Collected data:

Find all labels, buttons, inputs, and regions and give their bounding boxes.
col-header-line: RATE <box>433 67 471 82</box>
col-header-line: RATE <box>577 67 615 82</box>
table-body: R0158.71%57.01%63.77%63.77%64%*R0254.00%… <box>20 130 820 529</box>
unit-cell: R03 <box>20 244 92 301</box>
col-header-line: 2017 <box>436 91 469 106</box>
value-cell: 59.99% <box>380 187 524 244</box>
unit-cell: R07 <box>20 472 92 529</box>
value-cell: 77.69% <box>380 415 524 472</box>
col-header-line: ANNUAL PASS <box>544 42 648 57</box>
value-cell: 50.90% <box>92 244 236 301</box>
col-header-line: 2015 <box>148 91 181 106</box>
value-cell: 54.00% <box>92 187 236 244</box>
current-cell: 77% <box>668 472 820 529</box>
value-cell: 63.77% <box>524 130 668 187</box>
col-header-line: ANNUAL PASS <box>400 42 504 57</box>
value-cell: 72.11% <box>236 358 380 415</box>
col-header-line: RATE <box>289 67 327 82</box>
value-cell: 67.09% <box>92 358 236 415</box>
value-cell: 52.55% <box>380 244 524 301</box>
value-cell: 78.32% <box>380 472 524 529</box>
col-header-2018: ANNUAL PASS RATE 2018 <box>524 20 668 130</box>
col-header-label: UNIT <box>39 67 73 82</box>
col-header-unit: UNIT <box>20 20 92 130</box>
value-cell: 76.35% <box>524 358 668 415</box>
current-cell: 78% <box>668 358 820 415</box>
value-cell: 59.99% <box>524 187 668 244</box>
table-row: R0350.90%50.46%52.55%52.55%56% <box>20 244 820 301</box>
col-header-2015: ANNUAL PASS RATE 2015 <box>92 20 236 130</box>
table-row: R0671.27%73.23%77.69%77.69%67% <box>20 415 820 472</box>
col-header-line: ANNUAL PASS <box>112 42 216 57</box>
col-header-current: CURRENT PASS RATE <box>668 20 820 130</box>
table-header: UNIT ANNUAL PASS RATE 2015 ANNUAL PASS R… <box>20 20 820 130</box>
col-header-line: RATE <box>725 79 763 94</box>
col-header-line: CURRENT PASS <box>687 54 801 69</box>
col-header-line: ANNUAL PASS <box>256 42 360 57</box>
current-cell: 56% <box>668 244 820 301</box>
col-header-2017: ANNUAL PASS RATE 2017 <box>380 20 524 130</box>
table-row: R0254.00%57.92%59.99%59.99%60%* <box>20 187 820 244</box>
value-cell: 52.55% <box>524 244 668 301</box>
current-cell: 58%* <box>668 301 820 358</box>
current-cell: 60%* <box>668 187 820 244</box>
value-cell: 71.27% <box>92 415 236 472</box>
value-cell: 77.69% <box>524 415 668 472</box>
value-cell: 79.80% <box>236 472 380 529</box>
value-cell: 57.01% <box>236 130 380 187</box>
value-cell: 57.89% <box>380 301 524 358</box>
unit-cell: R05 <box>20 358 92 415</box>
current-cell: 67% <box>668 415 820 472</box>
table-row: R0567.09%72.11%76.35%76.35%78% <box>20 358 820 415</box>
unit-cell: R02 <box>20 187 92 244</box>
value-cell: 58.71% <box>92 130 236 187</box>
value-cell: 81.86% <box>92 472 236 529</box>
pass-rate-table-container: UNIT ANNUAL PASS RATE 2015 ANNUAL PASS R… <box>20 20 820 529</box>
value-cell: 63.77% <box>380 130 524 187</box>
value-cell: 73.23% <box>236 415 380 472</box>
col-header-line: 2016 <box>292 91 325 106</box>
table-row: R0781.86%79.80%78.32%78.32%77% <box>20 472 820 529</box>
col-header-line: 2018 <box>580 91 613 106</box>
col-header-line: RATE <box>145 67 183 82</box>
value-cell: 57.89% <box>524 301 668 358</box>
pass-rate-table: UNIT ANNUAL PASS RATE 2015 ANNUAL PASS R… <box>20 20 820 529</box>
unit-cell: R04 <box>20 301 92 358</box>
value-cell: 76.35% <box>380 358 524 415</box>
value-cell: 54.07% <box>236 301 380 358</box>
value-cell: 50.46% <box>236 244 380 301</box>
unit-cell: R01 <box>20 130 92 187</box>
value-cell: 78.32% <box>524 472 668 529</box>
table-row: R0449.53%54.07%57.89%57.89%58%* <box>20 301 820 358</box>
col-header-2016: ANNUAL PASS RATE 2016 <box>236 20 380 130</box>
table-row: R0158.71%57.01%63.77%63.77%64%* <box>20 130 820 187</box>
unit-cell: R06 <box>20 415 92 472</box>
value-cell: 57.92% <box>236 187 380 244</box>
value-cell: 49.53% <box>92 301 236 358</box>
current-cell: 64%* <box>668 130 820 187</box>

**Problem requirements**
Please update the lines above by replacing each "value-cell" with "rate-cell" and keeping everything else unchanged.

**Task answer**
Find all labels, buttons, inputs, and regions and give their bounding boxes.
col-header-line: RATE <box>433 67 471 82</box>
col-header-line: RATE <box>577 67 615 82</box>
table-body: R0158.71%57.01%63.77%63.77%64%*R0254.00%… <box>20 130 820 529</box>
unit-cell: R03 <box>20 244 92 301</box>
col-header-line: 2017 <box>436 91 469 106</box>
rate-cell: 59.99% <box>380 187 524 244</box>
unit-cell: R07 <box>20 472 92 529</box>
rate-cell: 77.69% <box>380 415 524 472</box>
col-header-line: ANNUAL PASS <box>544 42 648 57</box>
rate-cell: 50.90% <box>92 244 236 301</box>
col-header-line: 2015 <box>148 91 181 106</box>
rate-cell: 54.00% <box>92 187 236 244</box>
current-cell: 77% <box>668 472 820 529</box>
rate-cell: 63.77% <box>524 130 668 187</box>
col-header-line: ANNUAL PASS <box>400 42 504 57</box>
rate-cell: 72.11% <box>236 358 380 415</box>
col-header-line: RATE <box>289 67 327 82</box>
rate-cell: 67.09% <box>92 358 236 415</box>
rate-cell: 52.55% <box>380 244 524 301</box>
rate-cell: 78.32% <box>380 472 524 529</box>
col-header-2018: ANNUAL PASS RATE 2018 <box>524 20 668 130</box>
col-header-label: UNIT <box>39 67 73 82</box>
col-header-unit: UNIT <box>20 20 92 130</box>
rate-cell: 76.35% <box>524 358 668 415</box>
current-cell: 78% <box>668 358 820 415</box>
rate-cell: 59.99% <box>524 187 668 244</box>
table-row: R0350.90%50.46%52.55%52.55%56% <box>20 244 820 301</box>
col-header-2015: ANNUAL PASS RATE 2015 <box>92 20 236 130</box>
table-row: R0671.27%73.23%77.69%77.69%67% <box>20 415 820 472</box>
col-header-line: ANNUAL PASS <box>112 42 216 57</box>
col-header-current: CURRENT PASS RATE <box>668 20 820 130</box>
table-header: UNIT ANNUAL PASS RATE 2015 ANNUAL PASS R… <box>20 20 820 130</box>
col-header-line: RATE <box>725 79 763 94</box>
col-header-line: CURRENT PASS <box>687 54 801 69</box>
col-header-line: ANNUAL PASS <box>256 42 360 57</box>
current-cell: 56% <box>668 244 820 301</box>
col-header-2017: ANNUAL PASS RATE 2017 <box>380 20 524 130</box>
table-row: R0254.00%57.92%59.99%59.99%60%* <box>20 187 820 244</box>
rate-cell: 52.55% <box>524 244 668 301</box>
current-cell: 58%* <box>668 301 820 358</box>
current-cell: 60%* <box>668 187 820 244</box>
rate-cell: 71.27% <box>92 415 236 472</box>
rate-cell: 77.69% <box>524 415 668 472</box>
rate-cell: 79.80% <box>236 472 380 529</box>
rate-cell: 57.01% <box>236 130 380 187</box>
rate-cell: 57.89% <box>380 301 524 358</box>
unit-cell: R05 <box>20 358 92 415</box>
current-cell: 67% <box>668 415 820 472</box>
table-row: R0567.09%72.11%76.35%76.35%78% <box>20 358 820 415</box>
unit-cell: R02 <box>20 187 92 244</box>
rate-cell: 58.71% <box>92 130 236 187</box>
rate-cell: 81.86% <box>92 472 236 529</box>
pass-rate-table-container: UNIT ANNUAL PASS RATE 2015 ANNUAL PASS R… <box>20 20 820 529</box>
rate-cell: 63.77% <box>380 130 524 187</box>
rate-cell: 73.23% <box>236 415 380 472</box>
col-header-line: 2016 <box>292 91 325 106</box>
table-row: R0781.86%79.80%78.32%78.32%77% <box>20 472 820 529</box>
col-header-line: 2018 <box>580 91 613 106</box>
col-header-line: RATE <box>145 67 183 82</box>
rate-cell: 57.89% <box>524 301 668 358</box>
pass-rate-table: UNIT ANNUAL PASS RATE 2015 ANNUAL PASS R… <box>20 20 820 529</box>
unit-cell: R04 <box>20 301 92 358</box>
rate-cell: 76.35% <box>380 358 524 415</box>
rate-cell: 54.07% <box>236 301 380 358</box>
rate-cell: 50.46% <box>236 244 380 301</box>
unit-cell: R01 <box>20 130 92 187</box>
rate-cell: 78.32% <box>524 472 668 529</box>
table-row: R0449.53%54.07%57.89%57.89%58%* <box>20 301 820 358</box>
col-header-2016: ANNUAL PASS RATE 2016 <box>236 20 380 130</box>
table-row: R0158.71%57.01%63.77%63.77%64%* <box>20 130 820 187</box>
unit-cell: R06 <box>20 415 92 472</box>
rate-cell: 57.92% <box>236 187 380 244</box>
rate-cell: 49.53% <box>92 301 236 358</box>
current-cell: 64%* <box>668 130 820 187</box>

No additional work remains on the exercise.